> **TASK INSTRUCTIONS**
When you find the word "City" in a line of the entries, please copy the whole line.

Document page data
+===+

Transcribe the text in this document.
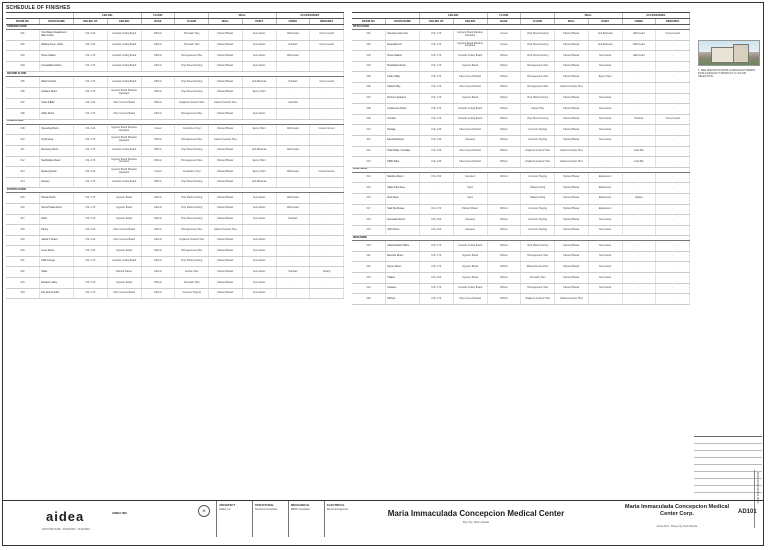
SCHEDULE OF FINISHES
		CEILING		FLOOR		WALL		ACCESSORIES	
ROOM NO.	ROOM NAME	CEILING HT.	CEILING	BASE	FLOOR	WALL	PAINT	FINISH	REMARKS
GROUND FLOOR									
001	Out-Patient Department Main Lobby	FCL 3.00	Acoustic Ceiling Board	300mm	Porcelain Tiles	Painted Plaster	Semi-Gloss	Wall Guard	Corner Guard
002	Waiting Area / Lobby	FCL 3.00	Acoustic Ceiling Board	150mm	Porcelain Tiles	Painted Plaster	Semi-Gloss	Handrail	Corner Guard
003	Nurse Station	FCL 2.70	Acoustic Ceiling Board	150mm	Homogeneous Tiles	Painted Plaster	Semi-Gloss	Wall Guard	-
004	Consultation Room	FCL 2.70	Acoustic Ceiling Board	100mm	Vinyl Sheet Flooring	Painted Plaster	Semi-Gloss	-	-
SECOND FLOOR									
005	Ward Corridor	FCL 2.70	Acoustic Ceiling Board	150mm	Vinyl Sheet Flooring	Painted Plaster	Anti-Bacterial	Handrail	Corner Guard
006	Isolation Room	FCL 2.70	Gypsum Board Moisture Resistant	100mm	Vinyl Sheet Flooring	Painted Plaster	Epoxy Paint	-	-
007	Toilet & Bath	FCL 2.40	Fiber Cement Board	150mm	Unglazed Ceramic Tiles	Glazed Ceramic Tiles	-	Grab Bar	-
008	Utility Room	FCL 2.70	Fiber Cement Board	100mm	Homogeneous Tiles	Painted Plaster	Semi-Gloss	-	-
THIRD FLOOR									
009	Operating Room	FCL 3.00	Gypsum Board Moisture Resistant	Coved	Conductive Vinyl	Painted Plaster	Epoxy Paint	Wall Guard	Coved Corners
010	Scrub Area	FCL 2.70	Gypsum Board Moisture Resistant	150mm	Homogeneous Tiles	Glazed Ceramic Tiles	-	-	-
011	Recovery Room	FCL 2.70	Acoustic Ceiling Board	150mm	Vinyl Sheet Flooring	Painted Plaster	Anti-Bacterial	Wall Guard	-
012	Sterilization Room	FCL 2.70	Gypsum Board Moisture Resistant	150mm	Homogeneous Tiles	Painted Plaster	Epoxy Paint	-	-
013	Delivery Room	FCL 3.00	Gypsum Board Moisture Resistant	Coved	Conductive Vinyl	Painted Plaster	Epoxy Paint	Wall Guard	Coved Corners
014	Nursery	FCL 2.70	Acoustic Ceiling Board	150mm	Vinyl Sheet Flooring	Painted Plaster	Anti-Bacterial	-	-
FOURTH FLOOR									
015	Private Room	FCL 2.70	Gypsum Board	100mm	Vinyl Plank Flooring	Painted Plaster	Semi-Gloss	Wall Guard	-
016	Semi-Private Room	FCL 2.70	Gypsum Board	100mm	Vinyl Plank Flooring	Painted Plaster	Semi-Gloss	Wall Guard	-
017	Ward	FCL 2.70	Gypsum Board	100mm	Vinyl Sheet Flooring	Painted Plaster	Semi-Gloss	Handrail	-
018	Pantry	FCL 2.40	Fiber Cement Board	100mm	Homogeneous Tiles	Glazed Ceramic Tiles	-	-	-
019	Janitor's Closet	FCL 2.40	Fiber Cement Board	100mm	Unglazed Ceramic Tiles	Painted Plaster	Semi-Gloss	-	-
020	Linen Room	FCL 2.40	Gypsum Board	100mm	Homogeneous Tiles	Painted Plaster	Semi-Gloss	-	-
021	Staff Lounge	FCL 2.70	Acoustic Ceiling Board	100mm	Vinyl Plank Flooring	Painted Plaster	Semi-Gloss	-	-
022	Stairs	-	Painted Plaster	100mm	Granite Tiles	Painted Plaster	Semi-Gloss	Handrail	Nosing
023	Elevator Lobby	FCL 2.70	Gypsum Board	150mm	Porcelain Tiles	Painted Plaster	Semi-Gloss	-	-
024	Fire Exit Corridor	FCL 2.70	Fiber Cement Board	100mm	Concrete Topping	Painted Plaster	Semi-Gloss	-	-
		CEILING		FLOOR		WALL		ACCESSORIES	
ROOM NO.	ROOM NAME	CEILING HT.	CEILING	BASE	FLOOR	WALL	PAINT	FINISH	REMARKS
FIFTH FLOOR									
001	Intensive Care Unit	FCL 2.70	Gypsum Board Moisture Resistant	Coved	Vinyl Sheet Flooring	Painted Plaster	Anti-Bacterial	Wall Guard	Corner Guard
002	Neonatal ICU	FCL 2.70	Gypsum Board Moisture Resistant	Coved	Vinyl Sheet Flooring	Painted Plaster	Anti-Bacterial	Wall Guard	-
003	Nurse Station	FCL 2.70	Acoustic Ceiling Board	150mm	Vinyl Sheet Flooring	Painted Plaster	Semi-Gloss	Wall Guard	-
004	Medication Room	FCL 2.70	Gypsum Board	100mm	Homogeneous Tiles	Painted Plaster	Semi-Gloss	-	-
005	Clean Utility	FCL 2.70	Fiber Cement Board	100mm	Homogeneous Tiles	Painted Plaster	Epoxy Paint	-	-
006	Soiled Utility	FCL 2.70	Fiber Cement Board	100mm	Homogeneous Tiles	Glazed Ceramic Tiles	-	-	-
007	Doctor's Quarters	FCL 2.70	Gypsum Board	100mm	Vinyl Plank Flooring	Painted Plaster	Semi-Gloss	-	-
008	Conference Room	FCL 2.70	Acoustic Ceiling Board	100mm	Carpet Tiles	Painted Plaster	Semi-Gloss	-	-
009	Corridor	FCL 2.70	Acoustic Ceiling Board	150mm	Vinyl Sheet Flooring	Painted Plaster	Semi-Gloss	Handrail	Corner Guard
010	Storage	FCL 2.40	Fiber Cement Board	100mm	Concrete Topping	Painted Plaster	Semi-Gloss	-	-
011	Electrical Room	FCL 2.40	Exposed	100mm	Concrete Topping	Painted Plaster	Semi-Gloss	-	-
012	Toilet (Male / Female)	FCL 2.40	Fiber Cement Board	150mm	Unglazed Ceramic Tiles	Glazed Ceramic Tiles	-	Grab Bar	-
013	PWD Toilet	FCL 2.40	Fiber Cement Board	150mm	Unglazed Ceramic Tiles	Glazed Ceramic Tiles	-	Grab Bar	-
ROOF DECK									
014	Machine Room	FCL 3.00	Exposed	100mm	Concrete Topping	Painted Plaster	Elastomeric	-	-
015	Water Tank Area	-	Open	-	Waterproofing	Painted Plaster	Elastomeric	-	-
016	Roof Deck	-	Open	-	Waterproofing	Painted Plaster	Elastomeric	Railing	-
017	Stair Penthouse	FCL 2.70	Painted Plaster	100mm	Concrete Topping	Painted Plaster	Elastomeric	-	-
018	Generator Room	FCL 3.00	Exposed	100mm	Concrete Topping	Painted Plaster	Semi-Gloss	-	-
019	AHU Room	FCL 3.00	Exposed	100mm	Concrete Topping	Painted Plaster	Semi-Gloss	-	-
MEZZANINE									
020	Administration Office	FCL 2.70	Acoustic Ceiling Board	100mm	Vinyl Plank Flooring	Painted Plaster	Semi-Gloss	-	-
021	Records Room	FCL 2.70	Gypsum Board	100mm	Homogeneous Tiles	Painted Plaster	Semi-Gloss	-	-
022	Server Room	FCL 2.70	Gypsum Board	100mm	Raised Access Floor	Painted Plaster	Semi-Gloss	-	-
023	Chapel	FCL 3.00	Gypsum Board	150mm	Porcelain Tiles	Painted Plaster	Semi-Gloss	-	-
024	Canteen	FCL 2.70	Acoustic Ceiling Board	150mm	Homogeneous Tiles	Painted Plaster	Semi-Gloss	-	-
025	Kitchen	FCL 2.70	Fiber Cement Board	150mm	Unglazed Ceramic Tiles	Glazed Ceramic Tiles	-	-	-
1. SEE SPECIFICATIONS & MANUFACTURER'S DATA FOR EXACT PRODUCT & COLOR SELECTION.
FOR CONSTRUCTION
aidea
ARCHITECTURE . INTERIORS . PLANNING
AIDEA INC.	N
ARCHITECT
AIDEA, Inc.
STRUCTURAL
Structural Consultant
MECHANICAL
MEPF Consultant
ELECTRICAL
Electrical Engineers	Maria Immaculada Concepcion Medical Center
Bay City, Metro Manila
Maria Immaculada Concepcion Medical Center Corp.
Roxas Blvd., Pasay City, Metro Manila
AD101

+===+

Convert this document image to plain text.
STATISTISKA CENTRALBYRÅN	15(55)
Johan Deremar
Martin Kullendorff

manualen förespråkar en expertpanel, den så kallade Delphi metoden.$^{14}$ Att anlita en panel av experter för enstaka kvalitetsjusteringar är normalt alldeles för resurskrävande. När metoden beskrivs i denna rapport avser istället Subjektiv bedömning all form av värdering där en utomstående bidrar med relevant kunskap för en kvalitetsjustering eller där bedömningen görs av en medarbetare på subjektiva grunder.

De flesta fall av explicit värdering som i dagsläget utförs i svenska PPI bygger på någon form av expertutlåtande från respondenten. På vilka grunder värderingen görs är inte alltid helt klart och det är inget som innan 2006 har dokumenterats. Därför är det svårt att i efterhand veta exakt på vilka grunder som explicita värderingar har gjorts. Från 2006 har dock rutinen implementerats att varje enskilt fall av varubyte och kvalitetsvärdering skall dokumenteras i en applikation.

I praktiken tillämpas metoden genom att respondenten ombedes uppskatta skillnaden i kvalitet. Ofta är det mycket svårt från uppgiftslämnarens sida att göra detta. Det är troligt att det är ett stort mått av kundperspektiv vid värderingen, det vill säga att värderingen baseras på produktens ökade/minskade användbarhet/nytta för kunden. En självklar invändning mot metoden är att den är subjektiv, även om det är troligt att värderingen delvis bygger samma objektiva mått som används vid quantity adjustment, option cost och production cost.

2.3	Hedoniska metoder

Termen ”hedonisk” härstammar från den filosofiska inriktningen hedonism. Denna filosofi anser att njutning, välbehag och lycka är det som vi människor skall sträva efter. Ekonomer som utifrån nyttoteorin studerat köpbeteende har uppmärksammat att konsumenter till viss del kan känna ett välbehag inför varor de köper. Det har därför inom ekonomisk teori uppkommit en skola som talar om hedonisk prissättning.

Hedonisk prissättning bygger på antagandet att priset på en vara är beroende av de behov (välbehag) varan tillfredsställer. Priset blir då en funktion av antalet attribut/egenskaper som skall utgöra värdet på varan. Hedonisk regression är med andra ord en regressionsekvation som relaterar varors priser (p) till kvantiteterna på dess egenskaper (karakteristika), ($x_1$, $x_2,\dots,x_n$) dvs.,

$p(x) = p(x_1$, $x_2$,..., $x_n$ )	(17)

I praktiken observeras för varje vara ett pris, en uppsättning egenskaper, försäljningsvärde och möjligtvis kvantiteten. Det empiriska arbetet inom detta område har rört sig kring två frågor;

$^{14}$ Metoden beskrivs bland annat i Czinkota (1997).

+===+

> **ANSWER TO THE EXERCISE**
Bay City, Metro Manila
Roxas Blvd., Pasay City, Metro Manila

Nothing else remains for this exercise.